--- THE EXERCISE ---
In the listing below, locate the lines bearing the word "Market". Copy every one of them.

╭─ DATA SHOWN

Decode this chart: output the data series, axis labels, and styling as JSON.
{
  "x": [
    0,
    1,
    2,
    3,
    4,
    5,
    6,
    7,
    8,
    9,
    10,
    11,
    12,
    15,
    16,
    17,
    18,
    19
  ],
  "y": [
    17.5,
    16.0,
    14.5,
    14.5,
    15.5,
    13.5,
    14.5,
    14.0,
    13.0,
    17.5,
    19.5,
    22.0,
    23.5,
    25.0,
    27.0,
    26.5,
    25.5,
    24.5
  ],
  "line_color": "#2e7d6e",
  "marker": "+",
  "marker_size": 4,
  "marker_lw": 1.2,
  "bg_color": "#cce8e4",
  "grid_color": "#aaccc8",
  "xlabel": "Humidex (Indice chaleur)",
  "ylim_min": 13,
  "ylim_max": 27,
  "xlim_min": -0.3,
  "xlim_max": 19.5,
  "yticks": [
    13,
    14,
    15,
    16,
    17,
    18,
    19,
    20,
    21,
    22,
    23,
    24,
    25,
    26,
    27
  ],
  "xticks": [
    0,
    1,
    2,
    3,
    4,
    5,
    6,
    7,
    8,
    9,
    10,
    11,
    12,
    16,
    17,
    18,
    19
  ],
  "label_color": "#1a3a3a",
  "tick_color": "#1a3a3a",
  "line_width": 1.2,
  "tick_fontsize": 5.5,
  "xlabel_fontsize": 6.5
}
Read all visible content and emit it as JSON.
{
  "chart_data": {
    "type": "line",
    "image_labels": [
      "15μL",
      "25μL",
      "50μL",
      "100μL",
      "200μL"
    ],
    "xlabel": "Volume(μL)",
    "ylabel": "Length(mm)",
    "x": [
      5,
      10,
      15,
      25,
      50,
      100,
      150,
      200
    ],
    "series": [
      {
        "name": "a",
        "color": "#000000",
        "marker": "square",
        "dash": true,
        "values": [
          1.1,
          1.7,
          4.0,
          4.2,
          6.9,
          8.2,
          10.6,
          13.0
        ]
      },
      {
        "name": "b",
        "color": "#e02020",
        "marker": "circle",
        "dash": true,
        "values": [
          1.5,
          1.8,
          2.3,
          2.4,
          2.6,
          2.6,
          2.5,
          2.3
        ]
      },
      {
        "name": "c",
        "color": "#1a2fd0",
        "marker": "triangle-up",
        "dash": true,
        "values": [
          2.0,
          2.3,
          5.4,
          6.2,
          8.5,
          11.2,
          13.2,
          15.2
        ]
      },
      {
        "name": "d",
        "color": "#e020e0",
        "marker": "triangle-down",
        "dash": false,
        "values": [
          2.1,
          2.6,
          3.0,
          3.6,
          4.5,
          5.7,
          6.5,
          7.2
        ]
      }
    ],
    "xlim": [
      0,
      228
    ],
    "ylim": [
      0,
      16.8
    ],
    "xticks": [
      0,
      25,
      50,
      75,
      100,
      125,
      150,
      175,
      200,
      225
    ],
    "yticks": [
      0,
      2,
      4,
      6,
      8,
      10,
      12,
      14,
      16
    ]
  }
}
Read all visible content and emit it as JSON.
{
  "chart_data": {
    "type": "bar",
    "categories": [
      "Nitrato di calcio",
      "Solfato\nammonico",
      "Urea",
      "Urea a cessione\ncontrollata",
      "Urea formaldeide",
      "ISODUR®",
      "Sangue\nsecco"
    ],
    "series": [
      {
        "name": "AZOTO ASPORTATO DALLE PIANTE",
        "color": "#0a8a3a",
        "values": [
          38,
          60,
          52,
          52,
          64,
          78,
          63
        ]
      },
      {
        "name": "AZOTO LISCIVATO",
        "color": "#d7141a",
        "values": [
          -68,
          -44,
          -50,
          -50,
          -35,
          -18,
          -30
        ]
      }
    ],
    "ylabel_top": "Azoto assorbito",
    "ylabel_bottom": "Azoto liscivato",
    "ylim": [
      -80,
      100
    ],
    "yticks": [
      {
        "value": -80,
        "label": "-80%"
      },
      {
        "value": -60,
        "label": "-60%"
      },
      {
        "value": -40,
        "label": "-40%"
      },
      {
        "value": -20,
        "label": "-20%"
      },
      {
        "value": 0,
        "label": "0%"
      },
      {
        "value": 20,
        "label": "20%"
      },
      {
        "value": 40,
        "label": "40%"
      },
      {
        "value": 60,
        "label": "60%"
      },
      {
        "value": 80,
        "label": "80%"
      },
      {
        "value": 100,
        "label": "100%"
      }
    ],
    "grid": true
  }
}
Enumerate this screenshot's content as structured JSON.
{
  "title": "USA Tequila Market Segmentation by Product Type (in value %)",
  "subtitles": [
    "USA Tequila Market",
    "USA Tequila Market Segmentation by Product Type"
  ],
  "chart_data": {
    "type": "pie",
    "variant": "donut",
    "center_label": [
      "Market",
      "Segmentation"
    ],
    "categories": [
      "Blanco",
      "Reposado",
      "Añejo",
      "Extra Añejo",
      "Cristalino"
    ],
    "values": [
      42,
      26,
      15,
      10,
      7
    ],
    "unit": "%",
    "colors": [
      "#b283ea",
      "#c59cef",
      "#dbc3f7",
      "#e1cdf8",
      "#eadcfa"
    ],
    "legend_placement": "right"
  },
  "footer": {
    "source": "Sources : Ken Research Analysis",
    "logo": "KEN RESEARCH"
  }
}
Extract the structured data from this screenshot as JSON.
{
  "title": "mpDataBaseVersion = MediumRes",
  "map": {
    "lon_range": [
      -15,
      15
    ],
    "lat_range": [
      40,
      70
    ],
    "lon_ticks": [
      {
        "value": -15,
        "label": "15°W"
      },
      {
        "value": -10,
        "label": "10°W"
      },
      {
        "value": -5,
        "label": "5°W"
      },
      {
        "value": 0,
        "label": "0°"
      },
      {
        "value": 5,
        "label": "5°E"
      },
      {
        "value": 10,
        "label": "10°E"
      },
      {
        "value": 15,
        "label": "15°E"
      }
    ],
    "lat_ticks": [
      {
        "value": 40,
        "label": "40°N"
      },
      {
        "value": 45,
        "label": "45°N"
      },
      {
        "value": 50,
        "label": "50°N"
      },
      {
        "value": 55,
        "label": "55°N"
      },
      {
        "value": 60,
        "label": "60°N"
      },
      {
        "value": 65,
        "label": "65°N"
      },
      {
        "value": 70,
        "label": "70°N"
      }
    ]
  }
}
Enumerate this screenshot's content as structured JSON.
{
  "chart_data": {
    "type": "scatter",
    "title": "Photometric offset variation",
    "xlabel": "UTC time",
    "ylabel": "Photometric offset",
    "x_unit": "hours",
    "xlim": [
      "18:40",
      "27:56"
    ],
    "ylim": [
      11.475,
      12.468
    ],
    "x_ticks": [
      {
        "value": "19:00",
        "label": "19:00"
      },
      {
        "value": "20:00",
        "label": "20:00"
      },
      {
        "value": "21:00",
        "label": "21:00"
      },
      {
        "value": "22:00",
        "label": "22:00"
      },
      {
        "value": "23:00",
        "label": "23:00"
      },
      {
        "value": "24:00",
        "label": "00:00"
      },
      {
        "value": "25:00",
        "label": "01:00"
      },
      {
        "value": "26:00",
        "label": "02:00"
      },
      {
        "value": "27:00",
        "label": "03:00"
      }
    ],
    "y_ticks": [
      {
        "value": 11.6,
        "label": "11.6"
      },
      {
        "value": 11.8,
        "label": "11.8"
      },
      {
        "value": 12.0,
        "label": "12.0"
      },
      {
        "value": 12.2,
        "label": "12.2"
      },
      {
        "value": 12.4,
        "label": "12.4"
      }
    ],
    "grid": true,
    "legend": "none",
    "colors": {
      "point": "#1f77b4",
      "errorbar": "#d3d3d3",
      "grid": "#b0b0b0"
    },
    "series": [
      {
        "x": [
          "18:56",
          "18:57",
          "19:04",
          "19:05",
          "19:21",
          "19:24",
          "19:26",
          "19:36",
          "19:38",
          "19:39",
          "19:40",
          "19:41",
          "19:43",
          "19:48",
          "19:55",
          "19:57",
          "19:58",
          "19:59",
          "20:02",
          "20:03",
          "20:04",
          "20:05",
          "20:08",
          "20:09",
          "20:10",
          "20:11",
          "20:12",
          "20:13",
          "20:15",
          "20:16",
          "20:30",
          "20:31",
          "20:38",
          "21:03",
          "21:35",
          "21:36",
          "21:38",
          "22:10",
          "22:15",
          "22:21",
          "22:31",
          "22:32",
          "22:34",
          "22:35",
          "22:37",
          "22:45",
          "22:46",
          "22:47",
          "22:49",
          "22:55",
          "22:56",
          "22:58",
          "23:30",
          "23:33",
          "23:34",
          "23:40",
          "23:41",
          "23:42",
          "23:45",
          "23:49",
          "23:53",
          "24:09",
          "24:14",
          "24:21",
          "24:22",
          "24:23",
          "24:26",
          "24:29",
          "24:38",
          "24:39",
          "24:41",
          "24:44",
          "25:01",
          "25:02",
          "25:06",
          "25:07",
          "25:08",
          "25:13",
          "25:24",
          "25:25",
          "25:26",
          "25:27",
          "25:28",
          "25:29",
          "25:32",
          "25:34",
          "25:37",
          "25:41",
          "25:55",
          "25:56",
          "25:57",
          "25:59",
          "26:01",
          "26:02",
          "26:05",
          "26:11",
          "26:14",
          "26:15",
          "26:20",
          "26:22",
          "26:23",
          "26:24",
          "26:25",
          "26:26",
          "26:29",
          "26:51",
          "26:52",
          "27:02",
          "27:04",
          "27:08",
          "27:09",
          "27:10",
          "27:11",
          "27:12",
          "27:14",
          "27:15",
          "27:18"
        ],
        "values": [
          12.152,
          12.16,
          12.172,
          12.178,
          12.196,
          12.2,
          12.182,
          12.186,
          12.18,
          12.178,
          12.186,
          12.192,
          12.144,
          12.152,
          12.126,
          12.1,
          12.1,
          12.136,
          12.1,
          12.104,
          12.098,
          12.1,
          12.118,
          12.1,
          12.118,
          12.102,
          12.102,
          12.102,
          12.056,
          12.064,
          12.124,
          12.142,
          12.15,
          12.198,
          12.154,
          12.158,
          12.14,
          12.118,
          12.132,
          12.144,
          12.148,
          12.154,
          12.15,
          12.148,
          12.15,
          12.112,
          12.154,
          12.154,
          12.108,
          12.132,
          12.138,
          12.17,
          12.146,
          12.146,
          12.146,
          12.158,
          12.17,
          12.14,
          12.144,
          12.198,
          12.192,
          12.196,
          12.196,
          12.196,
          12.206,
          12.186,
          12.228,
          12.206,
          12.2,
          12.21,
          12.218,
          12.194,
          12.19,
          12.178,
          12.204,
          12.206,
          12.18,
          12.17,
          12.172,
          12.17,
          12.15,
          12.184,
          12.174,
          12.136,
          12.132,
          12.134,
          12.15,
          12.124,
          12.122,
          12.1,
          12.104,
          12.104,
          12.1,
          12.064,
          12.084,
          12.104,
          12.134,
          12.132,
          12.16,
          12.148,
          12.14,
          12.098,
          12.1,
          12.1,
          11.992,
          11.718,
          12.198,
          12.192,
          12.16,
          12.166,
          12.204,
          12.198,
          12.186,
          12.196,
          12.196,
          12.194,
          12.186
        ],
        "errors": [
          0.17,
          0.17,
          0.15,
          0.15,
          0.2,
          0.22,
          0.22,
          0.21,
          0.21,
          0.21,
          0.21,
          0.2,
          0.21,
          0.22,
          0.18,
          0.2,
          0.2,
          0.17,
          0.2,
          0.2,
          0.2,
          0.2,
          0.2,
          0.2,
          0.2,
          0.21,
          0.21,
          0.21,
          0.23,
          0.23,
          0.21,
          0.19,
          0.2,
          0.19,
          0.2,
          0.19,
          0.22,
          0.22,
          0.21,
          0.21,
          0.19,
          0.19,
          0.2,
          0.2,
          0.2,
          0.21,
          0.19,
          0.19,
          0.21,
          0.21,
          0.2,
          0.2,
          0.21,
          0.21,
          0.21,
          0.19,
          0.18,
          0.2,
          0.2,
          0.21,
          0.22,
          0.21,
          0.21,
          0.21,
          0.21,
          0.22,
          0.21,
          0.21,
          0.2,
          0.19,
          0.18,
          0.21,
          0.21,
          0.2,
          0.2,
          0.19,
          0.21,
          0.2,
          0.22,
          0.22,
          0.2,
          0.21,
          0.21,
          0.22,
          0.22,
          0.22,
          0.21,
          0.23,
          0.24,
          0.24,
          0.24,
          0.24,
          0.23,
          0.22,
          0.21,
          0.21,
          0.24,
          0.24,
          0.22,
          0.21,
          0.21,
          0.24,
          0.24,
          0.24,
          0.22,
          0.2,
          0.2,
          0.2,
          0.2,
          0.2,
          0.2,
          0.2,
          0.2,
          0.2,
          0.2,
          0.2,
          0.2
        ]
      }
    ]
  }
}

╰─

--- ANSWER TO THE TASK ---
  "title": "USA Tequila Market Segmentation by Product Type (in value %)",
    "USA Tequila Market",
    "USA Tequila Market Segmentation by Product Type"
      "Market",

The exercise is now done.